OBJETIVO 1:
Reproduce el fragmento del texto sobre el Plan Bonex que empieza en "Aunque transcurrieron 30" y termina en "en aquella decisión.".

TEXTO FUENTE:

Aunque transcurrieron 30 años, el llamado Plan Bonex sigue siendo uno de los episodios más traumáticos de la historia económica argentina. Aquella conversión forzosa de los depósitos a plazo fijo, en su mayoría pactados a 7 y 30 días, en bonos a devolver en 10 años fue uno de los hitos de un tiempo vertiginoso, en el que la sociedad vivió dos procesos hiperinflacionarios en menos de 12 meses y un fuerte giro en la concepción del Estado y la economía. Buena parte de la génesis de la desconfianza hacia el sistema bancario, que volvió a estallar en la crisis de 2001, se encuentra en aquella decisión.
La medida fue anunciada por el entonces ministro de Economía, Antonio Erman González, en una conferencia de prensa en los salones de la Casa Rosada. El 28 de diciembre de 1989, como en una macabra broma por el Día de los Inocentes, pero sin perder su habitual tono calmo y pausado, el riojano dijo: «Los depósitos a plazo fijo van a ser convertidos y canjeados por Bonex, bonos de la deuda externa argentina serie 1989».

DATOS DE TRABAJO:
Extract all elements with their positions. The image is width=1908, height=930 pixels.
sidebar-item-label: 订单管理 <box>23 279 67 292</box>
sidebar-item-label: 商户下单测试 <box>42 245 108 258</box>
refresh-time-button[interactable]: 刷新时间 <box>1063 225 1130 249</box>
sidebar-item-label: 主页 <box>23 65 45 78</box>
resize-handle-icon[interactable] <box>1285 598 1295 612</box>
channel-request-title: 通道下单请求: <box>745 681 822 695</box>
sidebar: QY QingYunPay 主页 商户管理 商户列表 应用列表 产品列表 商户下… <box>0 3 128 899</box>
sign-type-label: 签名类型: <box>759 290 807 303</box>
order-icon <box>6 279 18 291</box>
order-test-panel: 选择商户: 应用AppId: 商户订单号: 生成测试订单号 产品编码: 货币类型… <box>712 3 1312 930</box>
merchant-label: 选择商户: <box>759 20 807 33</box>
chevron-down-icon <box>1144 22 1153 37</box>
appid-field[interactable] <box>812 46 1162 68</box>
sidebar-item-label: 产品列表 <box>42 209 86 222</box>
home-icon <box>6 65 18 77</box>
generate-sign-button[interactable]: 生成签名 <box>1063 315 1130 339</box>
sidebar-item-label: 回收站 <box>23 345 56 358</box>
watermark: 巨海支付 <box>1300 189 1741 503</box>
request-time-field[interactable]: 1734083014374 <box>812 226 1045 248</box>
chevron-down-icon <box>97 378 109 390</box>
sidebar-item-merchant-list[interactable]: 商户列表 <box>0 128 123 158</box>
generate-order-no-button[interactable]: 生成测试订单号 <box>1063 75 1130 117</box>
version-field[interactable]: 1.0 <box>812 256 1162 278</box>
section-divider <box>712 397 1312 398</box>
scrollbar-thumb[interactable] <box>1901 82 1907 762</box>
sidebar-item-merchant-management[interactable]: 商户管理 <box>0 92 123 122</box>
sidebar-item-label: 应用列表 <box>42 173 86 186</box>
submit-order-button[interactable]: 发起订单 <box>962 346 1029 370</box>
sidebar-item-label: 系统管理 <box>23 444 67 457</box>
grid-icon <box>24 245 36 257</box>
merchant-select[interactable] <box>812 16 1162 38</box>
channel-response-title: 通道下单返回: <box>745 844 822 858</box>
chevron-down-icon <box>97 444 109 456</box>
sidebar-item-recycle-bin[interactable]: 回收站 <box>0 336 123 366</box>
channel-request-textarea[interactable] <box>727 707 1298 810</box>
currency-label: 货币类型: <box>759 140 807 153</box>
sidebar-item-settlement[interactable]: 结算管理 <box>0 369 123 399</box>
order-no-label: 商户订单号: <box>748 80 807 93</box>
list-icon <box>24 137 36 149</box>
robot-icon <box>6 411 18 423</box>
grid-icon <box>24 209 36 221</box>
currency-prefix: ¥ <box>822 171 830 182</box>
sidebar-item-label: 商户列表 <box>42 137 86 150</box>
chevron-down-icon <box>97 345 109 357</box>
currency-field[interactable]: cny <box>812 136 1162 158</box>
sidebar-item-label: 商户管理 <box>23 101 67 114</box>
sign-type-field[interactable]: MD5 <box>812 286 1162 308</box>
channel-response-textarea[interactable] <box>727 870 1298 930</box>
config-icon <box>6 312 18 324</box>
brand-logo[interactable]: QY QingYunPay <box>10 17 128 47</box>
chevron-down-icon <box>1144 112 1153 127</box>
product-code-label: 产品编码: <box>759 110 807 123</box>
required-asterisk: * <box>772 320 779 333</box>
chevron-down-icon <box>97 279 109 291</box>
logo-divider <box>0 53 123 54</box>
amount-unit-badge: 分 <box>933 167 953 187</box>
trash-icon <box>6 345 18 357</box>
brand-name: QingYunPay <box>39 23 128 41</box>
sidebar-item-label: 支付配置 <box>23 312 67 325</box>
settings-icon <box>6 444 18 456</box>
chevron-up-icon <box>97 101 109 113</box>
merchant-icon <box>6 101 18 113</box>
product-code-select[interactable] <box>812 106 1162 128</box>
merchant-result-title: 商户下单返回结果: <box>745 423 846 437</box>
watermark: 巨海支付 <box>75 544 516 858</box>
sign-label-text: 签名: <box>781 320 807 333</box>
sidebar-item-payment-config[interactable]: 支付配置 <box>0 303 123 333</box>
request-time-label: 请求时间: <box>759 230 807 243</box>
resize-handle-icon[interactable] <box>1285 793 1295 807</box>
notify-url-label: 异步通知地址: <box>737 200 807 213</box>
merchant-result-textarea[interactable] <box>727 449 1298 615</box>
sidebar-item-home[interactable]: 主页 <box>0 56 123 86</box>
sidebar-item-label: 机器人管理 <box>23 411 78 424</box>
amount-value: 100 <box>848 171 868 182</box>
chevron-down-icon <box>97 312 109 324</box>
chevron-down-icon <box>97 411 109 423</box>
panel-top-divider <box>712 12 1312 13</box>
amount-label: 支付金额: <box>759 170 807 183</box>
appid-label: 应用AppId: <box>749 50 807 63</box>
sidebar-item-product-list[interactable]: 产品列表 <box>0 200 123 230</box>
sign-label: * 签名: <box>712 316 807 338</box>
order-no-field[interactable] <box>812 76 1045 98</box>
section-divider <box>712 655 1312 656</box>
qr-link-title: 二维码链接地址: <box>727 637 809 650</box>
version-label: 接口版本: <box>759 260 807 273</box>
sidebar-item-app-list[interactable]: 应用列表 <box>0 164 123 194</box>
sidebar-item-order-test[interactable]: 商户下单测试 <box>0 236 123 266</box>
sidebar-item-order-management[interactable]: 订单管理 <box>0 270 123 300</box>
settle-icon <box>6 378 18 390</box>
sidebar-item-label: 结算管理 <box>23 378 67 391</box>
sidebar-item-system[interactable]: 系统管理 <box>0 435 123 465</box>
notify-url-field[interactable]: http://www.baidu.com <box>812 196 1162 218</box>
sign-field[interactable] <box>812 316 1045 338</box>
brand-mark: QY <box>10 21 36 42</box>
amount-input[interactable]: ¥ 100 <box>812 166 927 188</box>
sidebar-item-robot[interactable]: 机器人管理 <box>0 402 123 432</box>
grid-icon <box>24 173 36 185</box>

OBJETIVO 2:
Por favor, devuelve cada línea de las entradas que contenga la palabra "chevron", distinguiendo entre mayúsculas y minúsculas.

RESPUESTA 1:
Aunque transcurrieron 30 años, el llamado Plan Bonex sigue siendo uno de los episodios más traumáticos de la historia económica argentina. Aquella conversión forzosa de los depósitos a plazo fijo, en su mayoría pactados a 7 y 30 días, en bonos a devolver en 10 años fue uno de los hitos de un tiempo vertiginoso, en el que la sociedad vivió dos procesos hiperinflacionarios en menos de 12 meses y un fuerte giro en la concepción del Estado y la economía. Buena parte de la génesis de la desconfianza hacia el sistema bancario, que volvió a estallar en la crisis de 2001, se encuentra en aquella decisión.

RESPUESTA 2:
chevron-down-icon <box>1144 22 1153 37</box>
chevron-down-icon <box>97 378 109 390</box>
chevron-down-icon <box>97 444 109 456</box>
chevron-down-icon <box>97 345 109 357</box>
chevron-down-icon <box>1144 112 1153 127</box>
chevron-down-icon <box>97 279 109 291</box>
chevron-up-icon <box>97 101 109 113</box>
chevron-down-icon <box>97 312 109 324</box>
chevron-down-icon <box>97 411 109 423</box>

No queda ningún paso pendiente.